> [WRITTEN INSTRUCTION]:
Copy out the data exactly, leaving the pictures behind.
···
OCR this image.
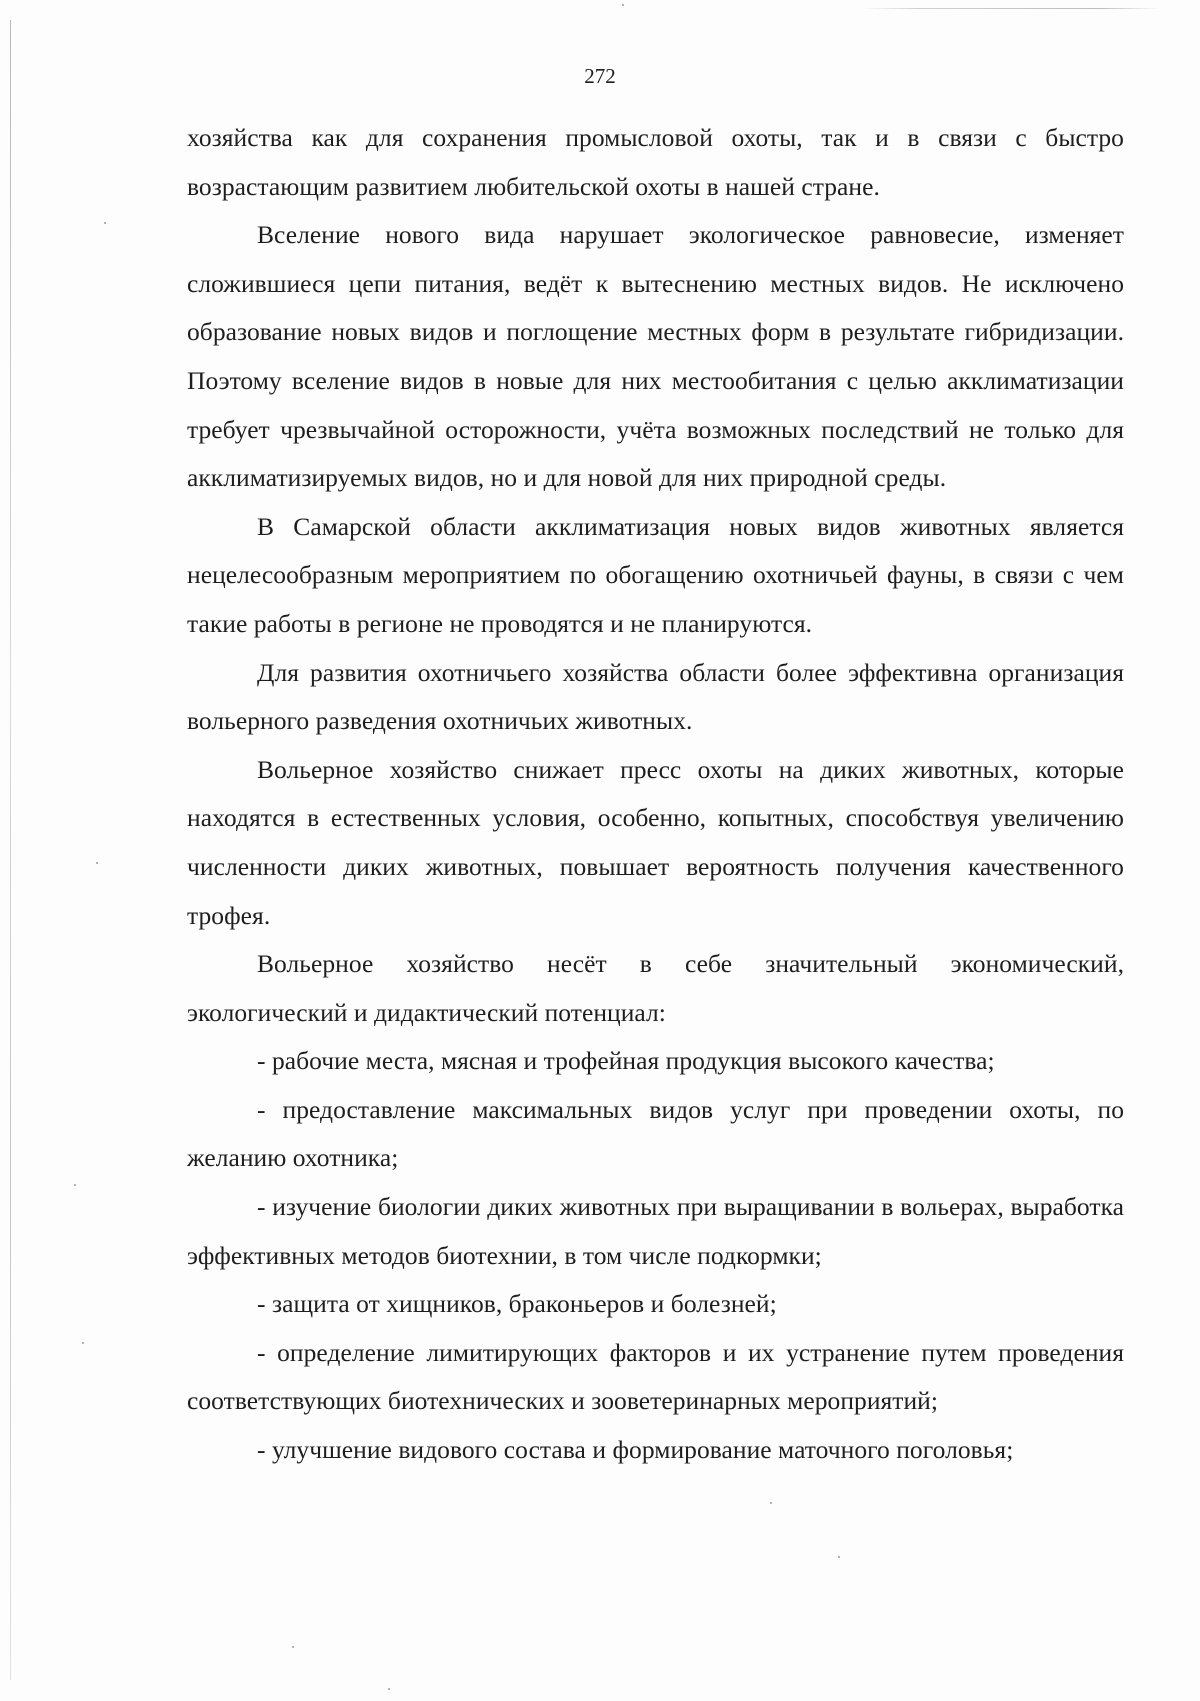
272

хозяйства как для сохранения промысловой охоты, так и в связи с быстро возрастающим развитием любительской охоты в нашей стране.

Вселение нового вида нарушает экологическое равновесие, изменяет сложившиеся цепи питания, ведёт к вытеснению местных видов. Не исключено образование новых видов и поглощение местных форм в результате гибридизации. Поэтому вселение видов в новые для них местообитания с целью акклиматизации требует чрезвычайной осторожности, учёта возможных последствий не только для акклиматизируемых видов, но и для новой для них природной среды.

В Самарской области акклиматизация новых видов животных является нецелесообразным мероприятием по обогащению охотничьей фауны, в связи с чем такие работы в регионе не проводятся и не планируются.

Для развития охотничьего хозяйства области более эффективна организация вольерного разведения охотничьих животных.

Вольерное хозяйство снижает пресс охоты на диких животных, которые находятся в естественных условия, особенно, копытных, способствуя увеличению численности диких животных, повышает вероятность получения качественного трофея.

Вольерное хозяйство несёт в себе значительный экономический, экологический и дидактический потенциал:

- рабочие места, мясная и трофейная продукция высокого качества;

- предоставление максимальных видов услуг при проведении охоты, по желанию охотника;

- изучение биологии диких животных при выращивании в вольерах, выработка эффективных методов биотехнии, в том числе подкормки;

- защита от хищников, браконьеров и болезней;

- определение лимитирующих факторов и их устранение путем проведения соответствующих биотехнических и зооветеринарных мероприятий;

- улучшение видового состава и формирование маточного поголовья;
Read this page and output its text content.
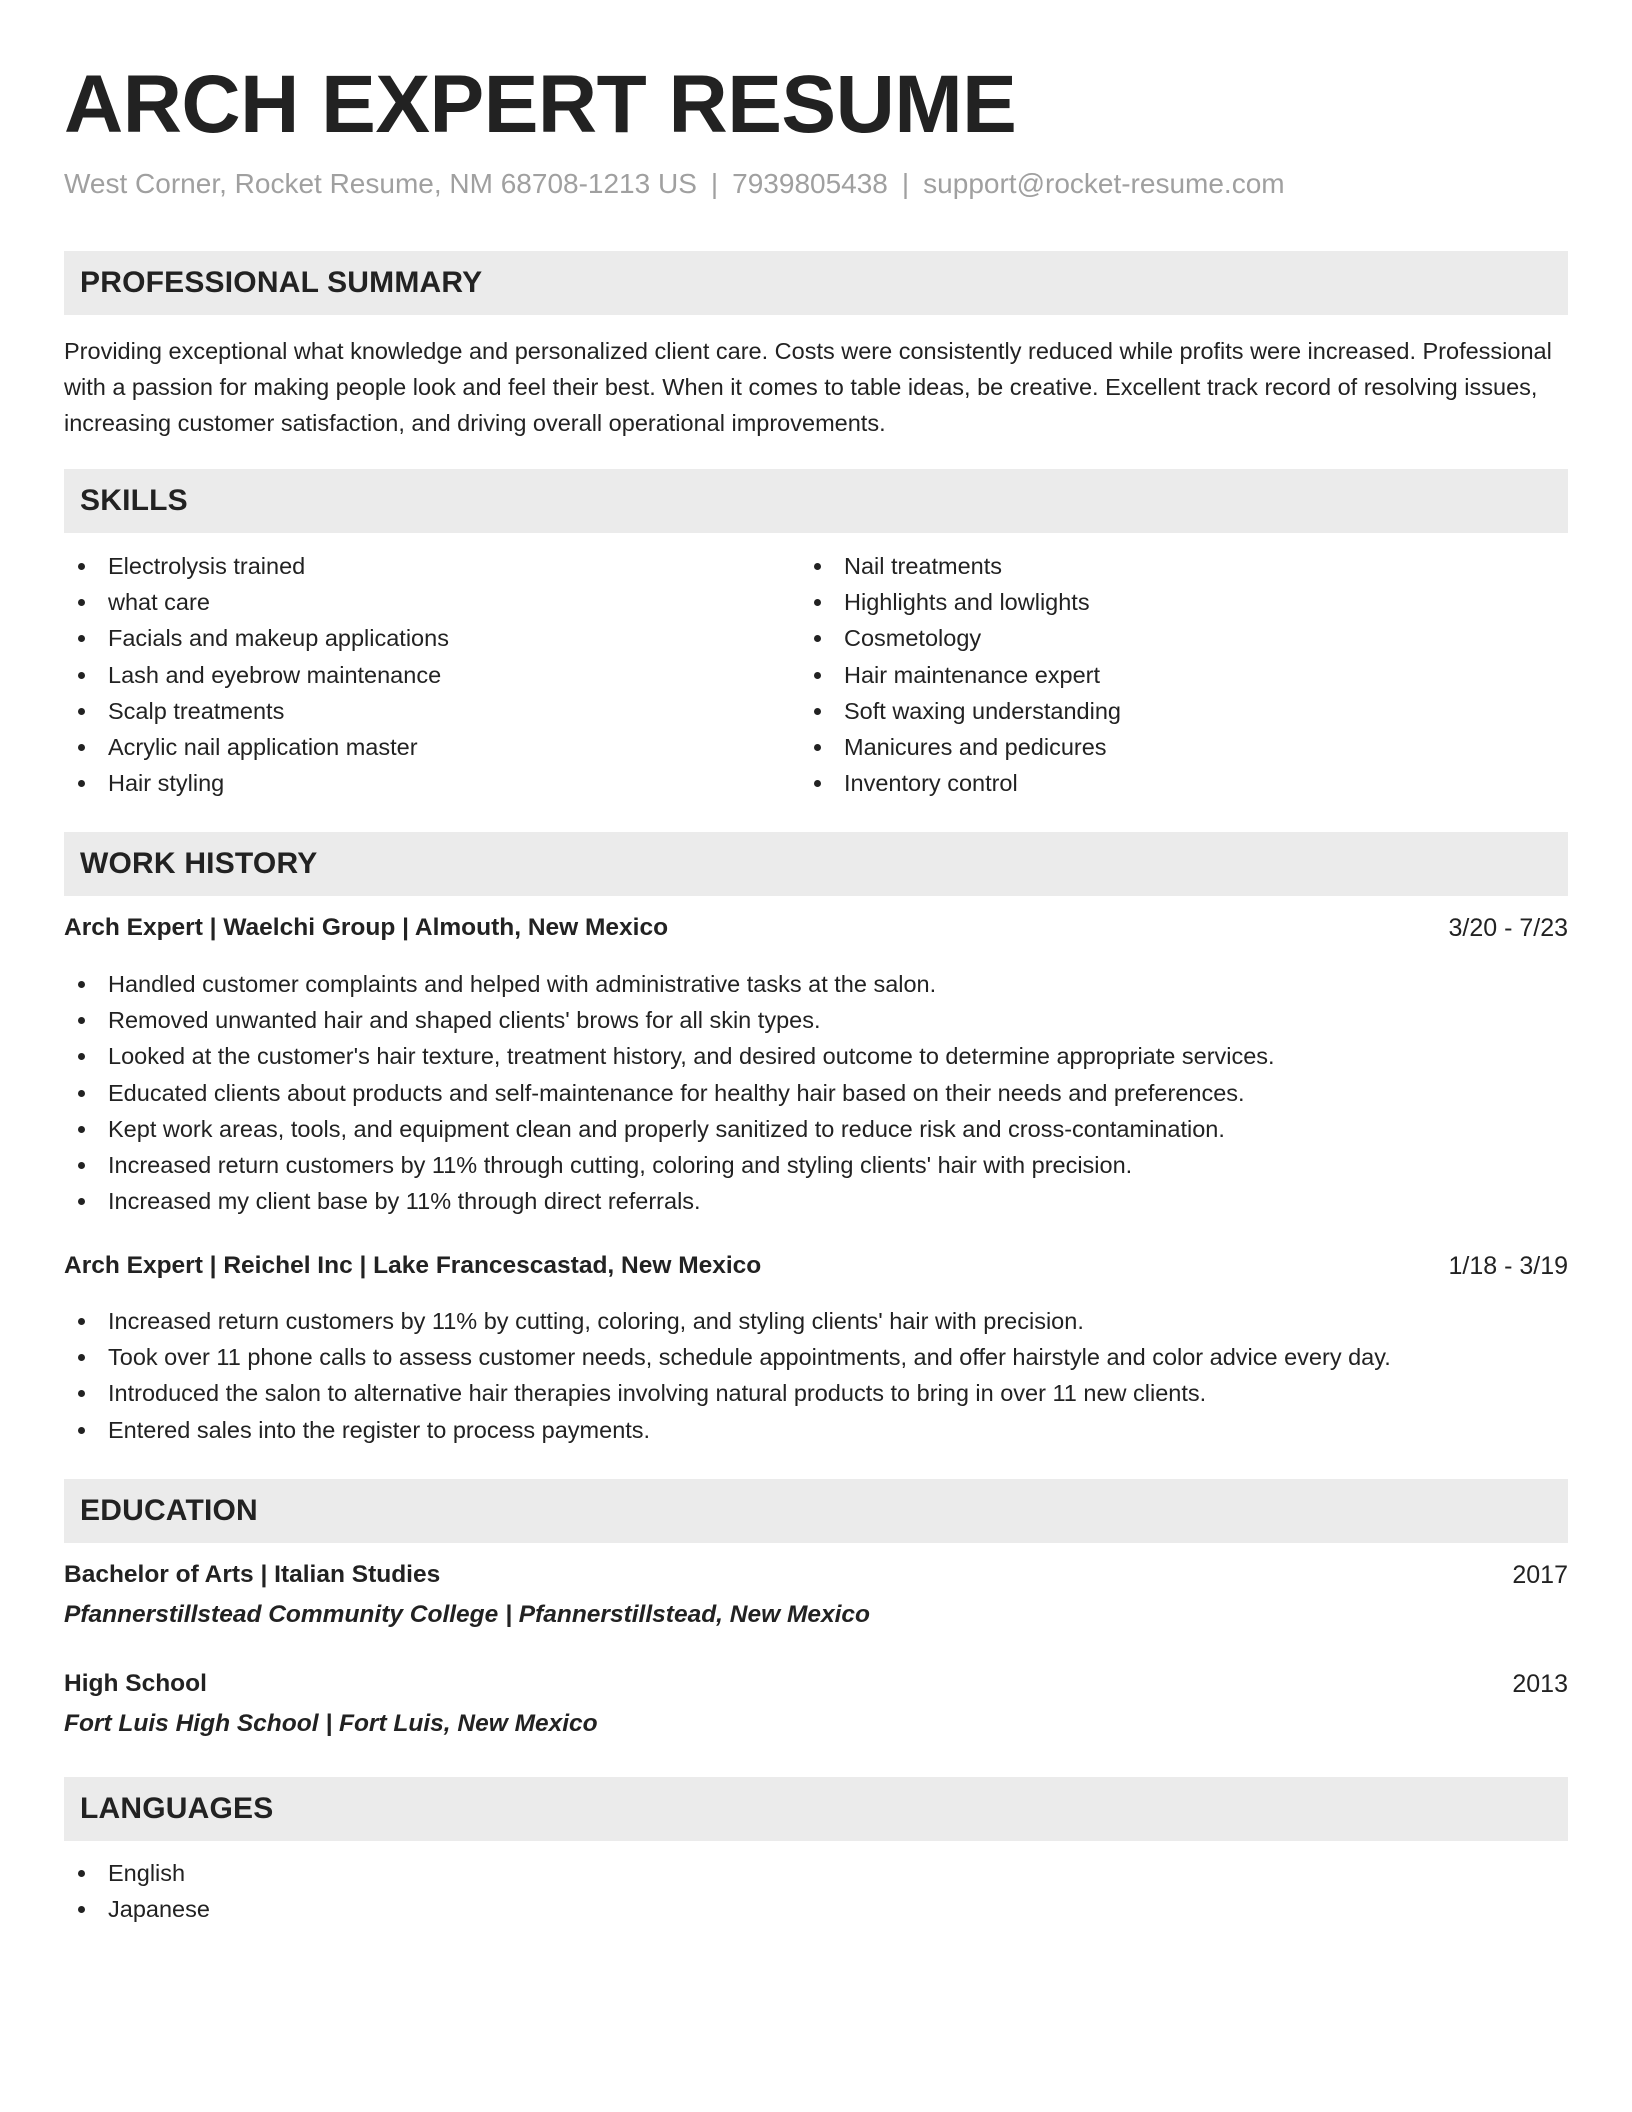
ARCH EXPERT RESUME
West Corner, Rocket Resume, NM 68708-1213 US | 7939805438 | support@rocket-resume.com
PROFESSIONAL SUMMARY
Providing exceptional what knowledge and personalized client care. Costs were consistently reduced while profits were increased. Professional with a passion for making people look and feel their best. When it comes to table ideas, be creative. Excellent track record of resolving issues, increasing customer satisfaction, and driving overall operational improvements.
SKILLS
Electrolysis trained
what care
Facials and makeup applications
Lash and eyebrow maintenance
Scalp treatments
Acrylic nail application master
Hair styling
Nail treatments
Highlights and lowlights
Cosmetology
Hair maintenance expert
Soft waxing understanding
Manicures and pedicures
Inventory control
WORK HISTORY
Arch Expert | Waelchi Group | Almouth, New Mexico	3/20 - 7/23
Handled customer complaints and helped with administrative tasks at the salon.
Removed unwanted hair and shaped clients' brows for all skin types.
Looked at the customer's hair texture, treatment history, and desired outcome to determine appropriate services.
Educated clients about products and self-maintenance for healthy hair based on their needs and preferences.
Kept work areas, tools, and equipment clean and properly sanitized to reduce risk and cross-contamination.
Increased return customers by 11% through cutting, coloring and styling clients' hair with precision.
Increased my client base by 11% through direct referrals.
Arch Expert | Reichel Inc | Lake Francescastad, New Mexico	1/18 - 3/19
Increased return customers by 11% by cutting, coloring, and styling clients' hair with precision.
Took over 11 phone calls to assess customer needs, schedule appointments, and offer hairstyle and color advice every day.
Introduced the salon to alternative hair therapies involving natural products to bring in over 11 new clients.
Entered sales into the register to process payments.
EDUCATION
Bachelor of Arts | Italian Studies	2017
Pfannerstillstead Community College | Pfannerstillstead, New Mexico
High School	2013
Fort Luis High School | Fort Luis, New Mexico
LANGUAGES
English
Japanese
···
> [OUTPUT OF THE EXERCISE]:
OCR this image.
272

хозяйства как для сохранения промысловой охоты, так и в связи с быстро возрастающим развитием любительской охоты в нашей стране.

Вселение нового вида нарушает экологическое равновесие, изменяет сложившиеся цепи питания, ведёт к вытеснению местных видов. Не исключено образование новых видов и поглощение местных форм в результате гибридизации. Поэтому вселение видов в новые для них местообитания с целью акклиматизации требует чрезвычайной осторожности, учёта возможных последствий не только для акклиматизируемых видов, но и для новой для них природной среды.

В Самарской области акклиматизация новых видов животных является нецелесообразным мероприятием по обогащению охотничьей фауны, в связи с чем такие работы в регионе не проводятся и не планируются.

Для развития охотничьего хозяйства области более эффективна организация вольерного разведения охотничьих животных.

Вольерное хозяйство снижает пресс охоты на диких животных, которые находятся в естественных условия, особенно, копытных, способствуя увеличению численности диких животных, повышает вероятность получения качественного трофея.

Вольерное хозяйство несёт в себе значительный экономический, экологический и дидактический потенциал:

- рабочие места, мясная и трофейная продукция высокого качества;

- предоставление максимальных видов услуг при проведении охоты, по желанию охотника;

- изучение биологии диких животных при выращивании в вольерах, выработка эффективных методов биотехнии, в том числе подкормки;

- защита от хищников, браконьеров и болезней;

- определение лимитирующих факторов и их устранение путем проведения соответствующих биотехнических и зооветеринарных мероприятий;

- улучшение видового состава и формирование маточного поголовья;
Read this page and output its text content.
ARCH EXPERT RESUME
West Corner, Rocket Resume, NM 68708-1213 US | 7939805438 | support@rocket-resume.com
PROFESSIONAL SUMMARY
Providing exceptional what knowledge and personalized client care. Costs were consistently reduced while profits were increased. Professional with a passion for making people look and feel their best. When it comes to table ideas, be creative. Excellent track record of resolving issues, increasing customer satisfaction, and driving overall operational improvements.
SKILLS
Electrolysis trained
what care
Facials and makeup applications
Lash and eyebrow maintenance
Scalp treatments
Acrylic nail application master
Hair styling
Nail treatments
Highlights and lowlights
Cosmetology
Hair maintenance expert
Soft waxing understanding
Manicures and pedicures
Inventory control
WORK HISTORY
Arch Expert | Waelchi Group | Almouth, New Mexico	3/20 - 7/23
Handled customer complaints and helped with administrative tasks at the salon.
Removed unwanted hair and shaped clients' brows for all skin types.
Looked at the customer's hair texture, treatment history, and desired outcome to determine appropriate services.
Educated clients about products and self-maintenance for healthy hair based on their needs and preferences.
Kept work areas, tools, and equipment clean and properly sanitized to reduce risk and cross-contamination.
Increased return customers by 11% through cutting, coloring and styling clients' hair with precision.
Increased my client base by 11% through direct referrals.
Arch Expert | Reichel Inc | Lake Francescastad, New Mexico	1/18 - 3/19
Increased return customers by 11% by cutting, coloring, and styling clients' hair with precision.
Took over 11 phone calls to assess customer needs, schedule appointments, and offer hairstyle and color advice every day.
Introduced the salon to alternative hair therapies involving natural products to bring in over 11 new clients.
Entered sales into the register to process payments.
EDUCATION
Bachelor of Arts | Italian Studies	2017
Pfannerstillstead Community College | Pfannerstillstead, New Mexico
High School	2013
Fort Luis High School | Fort Luis, New Mexico
LANGUAGES
English
Japanese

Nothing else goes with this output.